** Opening Listed records block **
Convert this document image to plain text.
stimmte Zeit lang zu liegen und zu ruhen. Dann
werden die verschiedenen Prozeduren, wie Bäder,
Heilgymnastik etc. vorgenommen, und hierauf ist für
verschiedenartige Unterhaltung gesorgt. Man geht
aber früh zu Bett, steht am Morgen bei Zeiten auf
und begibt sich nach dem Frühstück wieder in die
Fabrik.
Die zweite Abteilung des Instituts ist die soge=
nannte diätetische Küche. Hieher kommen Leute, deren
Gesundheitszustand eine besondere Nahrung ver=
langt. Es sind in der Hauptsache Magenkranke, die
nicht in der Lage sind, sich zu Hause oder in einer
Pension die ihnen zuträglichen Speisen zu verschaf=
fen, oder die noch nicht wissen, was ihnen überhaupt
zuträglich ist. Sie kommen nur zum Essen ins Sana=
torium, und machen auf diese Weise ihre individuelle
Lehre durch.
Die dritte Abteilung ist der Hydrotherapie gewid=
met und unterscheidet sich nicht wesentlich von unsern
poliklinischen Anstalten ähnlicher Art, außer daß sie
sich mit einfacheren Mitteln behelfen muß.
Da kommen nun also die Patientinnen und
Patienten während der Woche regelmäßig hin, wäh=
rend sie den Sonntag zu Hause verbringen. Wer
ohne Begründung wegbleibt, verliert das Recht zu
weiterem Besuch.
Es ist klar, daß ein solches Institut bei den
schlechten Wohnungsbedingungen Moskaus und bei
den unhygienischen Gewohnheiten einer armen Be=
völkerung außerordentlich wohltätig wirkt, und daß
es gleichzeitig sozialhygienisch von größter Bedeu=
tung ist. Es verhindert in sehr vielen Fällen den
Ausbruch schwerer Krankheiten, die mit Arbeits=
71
** Closing Listed records block **
Exercise description:
Your response must consist of the entries, reproduced exactly.

Output:
Convert this document image to plain text.
stimmte Zeit lang zu liegen und zu ruhen. Dann
werden die verschiedenen Prozeduren, wie Bäder,
Heilgymnastik etc. vorgenommen, und hierauf ist für
verschiedenartige Unterhaltung gesorgt. Man geht
aber früh zu Bett, steht am Morgen bei Zeiten auf
und begibt sich nach dem Frühstück wieder in die
Fabrik.
Die zweite Abteilung des Instituts ist die soge=
nannte diätetische Küche. Hieher kommen Leute, deren
Gesundheitszustand eine besondere Nahrung ver=
langt. Es sind in der Hauptsache Magenkranke, die
nicht in der Lage sind, sich zu Hause oder in einer
Pension die ihnen zuträglichen Speisen zu verschaf=
fen, oder die noch nicht wissen, was ihnen überhaupt
zuträglich ist. Sie kommen nur zum Essen ins Sana=
torium, und machen auf diese Weise ihre individuelle
Lehre durch.
Die dritte Abteilung ist der Hydrotherapie gewid=
met und unterscheidet sich nicht wesentlich von unsern
poliklinischen Anstalten ähnlicher Art, außer daß sie
sich mit einfacheren Mitteln behelfen muß.
Da kommen nun also die Patientinnen und
Patienten während der Woche regelmäßig hin, wäh=
rend sie den Sonntag zu Hause verbringen. Wer
ohne Begründung wegbleibt, verliert das Recht zu
weiterem Besuch.
Es ist klar, daß ein solches Institut bei den
schlechten Wohnungsbedingungen Moskaus und bei
den unhygienischen Gewohnheiten einer armen Be=
völkerung außerordentlich wohltätig wirkt, und daß
es gleichzeitig sozialhygienisch von größter Bedeu=
tung ist. Es verhindert in sehr vielen Fällen den
Ausbruch schwerer Krankheiten, die mit Arbeits=
71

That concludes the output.